• Requirement
Each entry below should be written out exactly as it is, with no pictures.

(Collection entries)
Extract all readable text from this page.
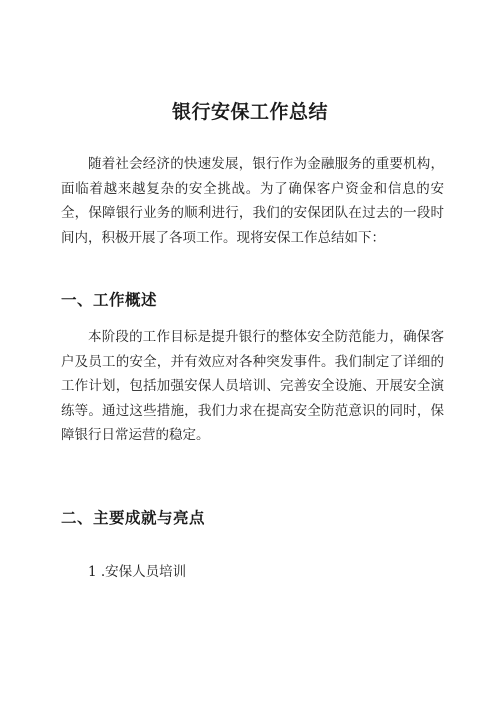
银行安保工作总结

随着社会经济的快速发展，银行作为金融服务的重要机构，面临着越来越复杂的安全挑战。为了确保客户资金和信息的安全，保障银行业务的顺利进行，我们的安保团队在过去的一段时间内，积极开展了各项工作。现将安保工作总结如下：

一、工作概述

本阶段的工作目标是提升银行的整体安全防范能力，确保客户及员工的安全，并有效应对各种突发事件。我们制定了详细的工作计划，包括加强安保人员培训、完善安全设施、开展安全演练等。通过这些措施，我们力求在提高安全防范意识的同时，保障银行日常运营的稳定。

二、主要成就与亮点

1 .安保人员培训
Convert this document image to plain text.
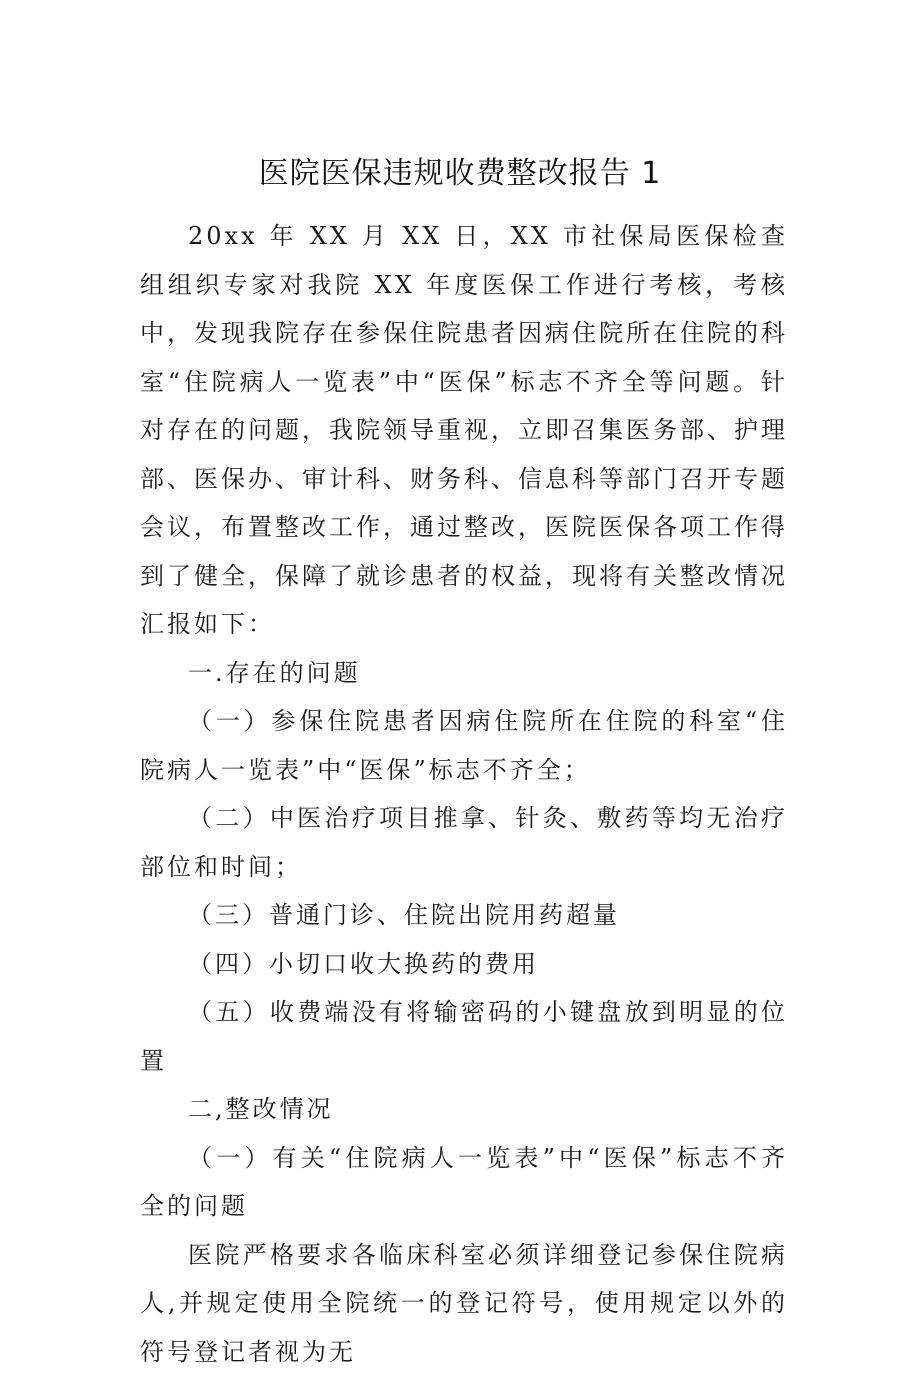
医院医保违规收费整改报告 1

20xx 年 XX 月 XX 日，XX 市社保局医保检查组组织专家对我院 XX 年度医保工作进行考核，考核中，发现我院存在参保住院患者因病住院所在住院的科室“住院病人一览表”中“医保”标志不齐全等问题。针对存在的问题，我院领导重视，立即召集医务部、护理部、医保办、审计科、财务科、信息科等部门召开专题会议，布置整改工作，通过整改，医院医保各项工作得到了健全，保障了就诊患者的权益，现将有关整改情况汇报如下：

一.存在的问题

（一）参保住院患者因病住院所在住院的科室“住院病人一览表”中“医保”标志不齐全；

（二）中医治疗项目推拿、针灸、敷药等均无治疗部位和时间；

（三）普通门诊、住院出院用药超量

（四）小切口收大换药的费用

（五）收费端没有将输密码的小键盘放到明显的位置

二,整改情况

（一）有关“住院病人一览表”中“医保”标志不齐全的问题

医院严格要求各临床科室必须详细登记参保住院病人,并规定使用全院统一的登记符号，使用规定以外的符号登记者视为无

• Problem solution
Extract all readable text from this page.
银行安保工作总结

随着社会经济的快速发展，银行作为金融服务的重要机构，面临着越来越复杂的安全挑战。为了确保客户资金和信息的安全，保障银行业务的顺利进行，我们的安保团队在过去的一段时间内，积极开展了各项工作。现将安保工作总结如下：

一、工作概述

本阶段的工作目标是提升银行的整体安全防范能力，确保客户及员工的安全，并有效应对各种突发事件。我们制定了详细的工作计划，包括加强安保人员培训、完善安全设施、开展安全演练等。通过这些措施，我们力求在提高安全防范意识的同时，保障银行日常运营的稳定。

二、主要成就与亮点

1 .安保人员培训
Convert this document image to plain text.
医院医保违规收费整改报告 1

20xx 年 XX 月 XX 日，XX 市社保局医保检查组组织专家对我院 XX 年度医保工作进行考核，考核中，发现我院存在参保住院患者因病住院所在住院的科室“住院病人一览表”中“医保”标志不齐全等问题。针对存在的问题，我院领导重视，立即召集医务部、护理部、医保办、审计科、财务科、信息科等部门召开专题会议，布置整改工作，通过整改，医院医保各项工作得到了健全，保障了就诊患者的权益，现将有关整改情况汇报如下：

一.存在的问题

（一）参保住院患者因病住院所在住院的科室“住院病人一览表”中“医保”标志不齐全；

（二）中医治疗项目推拿、针灸、敷药等均无治疗部位和时间；

（三）普通门诊、住院出院用药超量

（四）小切口收大换药的费用

（五）收费端没有将输密码的小键盘放到明显的位置

二,整改情况

（一）有关“住院病人一览表”中“医保”标志不齐全的问题

医院严格要求各临床科室必须详细登记参保住院病人,并规定使用全院统一的登记符号，使用规定以外的符号登记者视为无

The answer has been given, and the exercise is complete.